Exercise requirements.
1 - In the article about the SEE-CITE chemoproteomic method, what does the name SEE-CITE stand for?
2 - Can you carry the article on the SEE-CITE chemoproteomic method forward from its final sentence?

Document passage.
▽

New Chemoproteomic Method Pinpoints Where Small Molecules Bind — With Unprecedented Precision
A UCLA-led research team has developed a powerful new platform for mapping exactly where small molecules interact with proteins across the entire proteome — a capability that could meaningfully accelerate drug discovery and improve understanding of how approved drugs behave inside living cells. The method, called SEE-CITE, addresses one of the most persistent technical bottlenecks in modern chemical biology and opens new possibilities for target identification, lead optimisation, off-target profiling, and mechanistic characterisation of approved therapeutics.
Published in Nature Chemistry in April 2026, the study introduces SEE-CITE (Silyl Ether Enables Chemoproteomic Interaction and Target Engagement) — a chemoproteomics platform that overcomes long-standing analytical challenges in photoaffinity labelling, one of the field’s most established techniques for identifying drug targets and mechanisms of action. In doing so, it brings the industry measurably closer to a proteome-wide, binding-site-resolved understanding of how small molecules engage their protein partners.

△

Dataset records.
▽

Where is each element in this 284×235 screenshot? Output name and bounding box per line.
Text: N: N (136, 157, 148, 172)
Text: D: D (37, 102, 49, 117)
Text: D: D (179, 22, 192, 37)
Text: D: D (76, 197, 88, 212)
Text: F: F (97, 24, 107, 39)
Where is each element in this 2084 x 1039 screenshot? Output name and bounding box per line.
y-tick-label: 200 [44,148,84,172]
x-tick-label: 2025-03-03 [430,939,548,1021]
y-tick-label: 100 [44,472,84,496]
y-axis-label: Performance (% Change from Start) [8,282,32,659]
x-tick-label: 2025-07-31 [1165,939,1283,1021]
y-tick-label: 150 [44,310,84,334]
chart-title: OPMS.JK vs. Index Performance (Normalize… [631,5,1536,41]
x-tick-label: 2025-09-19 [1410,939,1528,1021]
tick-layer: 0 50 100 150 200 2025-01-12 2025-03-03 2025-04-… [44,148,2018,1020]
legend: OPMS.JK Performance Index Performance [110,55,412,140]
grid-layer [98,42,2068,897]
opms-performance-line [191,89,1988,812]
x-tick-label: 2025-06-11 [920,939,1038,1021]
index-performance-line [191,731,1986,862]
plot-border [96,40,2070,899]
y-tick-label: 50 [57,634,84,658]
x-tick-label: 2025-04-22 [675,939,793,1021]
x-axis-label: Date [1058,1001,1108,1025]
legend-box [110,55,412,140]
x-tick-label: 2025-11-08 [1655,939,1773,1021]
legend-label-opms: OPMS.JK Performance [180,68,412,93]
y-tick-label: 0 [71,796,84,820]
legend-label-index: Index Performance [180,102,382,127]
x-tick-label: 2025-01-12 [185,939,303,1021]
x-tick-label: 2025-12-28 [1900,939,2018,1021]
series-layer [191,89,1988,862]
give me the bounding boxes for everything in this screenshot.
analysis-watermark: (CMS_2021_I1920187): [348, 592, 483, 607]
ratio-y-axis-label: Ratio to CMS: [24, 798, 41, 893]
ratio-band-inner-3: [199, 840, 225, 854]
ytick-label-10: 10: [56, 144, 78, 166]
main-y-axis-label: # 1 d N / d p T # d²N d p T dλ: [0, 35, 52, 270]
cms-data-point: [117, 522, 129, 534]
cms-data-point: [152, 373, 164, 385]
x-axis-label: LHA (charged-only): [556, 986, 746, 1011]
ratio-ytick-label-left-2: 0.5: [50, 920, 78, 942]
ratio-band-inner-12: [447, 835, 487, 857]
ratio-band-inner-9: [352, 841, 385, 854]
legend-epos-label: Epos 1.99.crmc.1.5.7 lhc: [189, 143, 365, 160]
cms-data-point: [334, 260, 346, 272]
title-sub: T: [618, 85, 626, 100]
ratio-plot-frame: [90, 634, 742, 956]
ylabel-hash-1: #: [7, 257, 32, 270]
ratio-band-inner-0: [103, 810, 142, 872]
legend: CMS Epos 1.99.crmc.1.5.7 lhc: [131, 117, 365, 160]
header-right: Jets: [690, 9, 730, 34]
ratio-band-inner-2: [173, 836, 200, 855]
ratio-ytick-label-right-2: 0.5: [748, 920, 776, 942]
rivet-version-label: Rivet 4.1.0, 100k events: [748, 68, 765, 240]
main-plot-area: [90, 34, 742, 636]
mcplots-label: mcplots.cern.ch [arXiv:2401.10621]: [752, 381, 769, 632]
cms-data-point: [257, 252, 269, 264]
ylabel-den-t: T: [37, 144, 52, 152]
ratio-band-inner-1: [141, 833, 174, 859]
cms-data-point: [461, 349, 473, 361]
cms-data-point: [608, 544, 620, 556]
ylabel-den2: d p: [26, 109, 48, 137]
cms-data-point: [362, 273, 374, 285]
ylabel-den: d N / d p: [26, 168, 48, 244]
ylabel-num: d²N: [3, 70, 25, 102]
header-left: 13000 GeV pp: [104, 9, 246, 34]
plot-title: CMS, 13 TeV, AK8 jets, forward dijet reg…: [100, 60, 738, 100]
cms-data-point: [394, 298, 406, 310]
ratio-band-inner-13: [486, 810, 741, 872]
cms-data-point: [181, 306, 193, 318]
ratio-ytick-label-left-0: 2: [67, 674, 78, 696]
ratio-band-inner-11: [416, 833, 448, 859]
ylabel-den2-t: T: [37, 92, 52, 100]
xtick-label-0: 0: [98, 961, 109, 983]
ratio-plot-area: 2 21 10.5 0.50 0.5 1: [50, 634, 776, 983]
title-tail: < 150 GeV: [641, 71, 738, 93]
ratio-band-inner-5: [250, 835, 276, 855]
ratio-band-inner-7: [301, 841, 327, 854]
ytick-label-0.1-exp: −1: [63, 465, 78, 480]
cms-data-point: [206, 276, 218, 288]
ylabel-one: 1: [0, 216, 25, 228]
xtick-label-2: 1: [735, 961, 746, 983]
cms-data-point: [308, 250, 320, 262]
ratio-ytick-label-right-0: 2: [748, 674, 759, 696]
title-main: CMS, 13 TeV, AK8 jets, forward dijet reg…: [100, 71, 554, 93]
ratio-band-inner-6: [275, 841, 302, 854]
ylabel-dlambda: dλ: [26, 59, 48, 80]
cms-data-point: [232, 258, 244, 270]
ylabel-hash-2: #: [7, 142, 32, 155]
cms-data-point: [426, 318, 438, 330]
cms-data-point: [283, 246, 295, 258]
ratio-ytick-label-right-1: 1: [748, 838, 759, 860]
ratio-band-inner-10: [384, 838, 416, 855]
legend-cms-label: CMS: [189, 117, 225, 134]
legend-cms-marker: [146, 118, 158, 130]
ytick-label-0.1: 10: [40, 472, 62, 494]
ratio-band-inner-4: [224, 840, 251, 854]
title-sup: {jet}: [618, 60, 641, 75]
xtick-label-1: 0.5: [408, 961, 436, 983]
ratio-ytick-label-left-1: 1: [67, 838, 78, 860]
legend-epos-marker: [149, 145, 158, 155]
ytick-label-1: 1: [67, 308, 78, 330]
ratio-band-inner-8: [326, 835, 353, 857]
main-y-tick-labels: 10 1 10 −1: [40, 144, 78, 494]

△

Task-by-task results.
1 - Silyl Ether Enables Chemoproteomic Interaction and Target Engagement

2 -
The Persistent Bottleneck in Photoaffinity Labelling
To appreciate the significance of SEE-CITE, it is worth understanding the problem it was designed to solve — and why that problem has remained unsolved for so long.
Photoaffinity labelling has been a cornerstone of target identification for over a decade. The technique attaches a light-activated chemical handle — most commonly a diazirine group — to a molecule of interest. When the probe is introduced to cells or cell lysates and exposed to UV light, it generates a highly reactive intermediate that crosslinks irreversibly to nearby proteins. Those proteins are then identified by mass spectrometry, revealing which targets the molecule engages inside a biological system.
The approach has been applied to an extraordinary range of molecular interactions: protein-lipid, protein-metabolite, protein-natural product, protein-glycan, and protein-drug binding have all been studied using photoaffinity labelling. It has become particularly valued in fragment-based drug discovery, where it enables target identification directly in cells rather than requiring purified proteins.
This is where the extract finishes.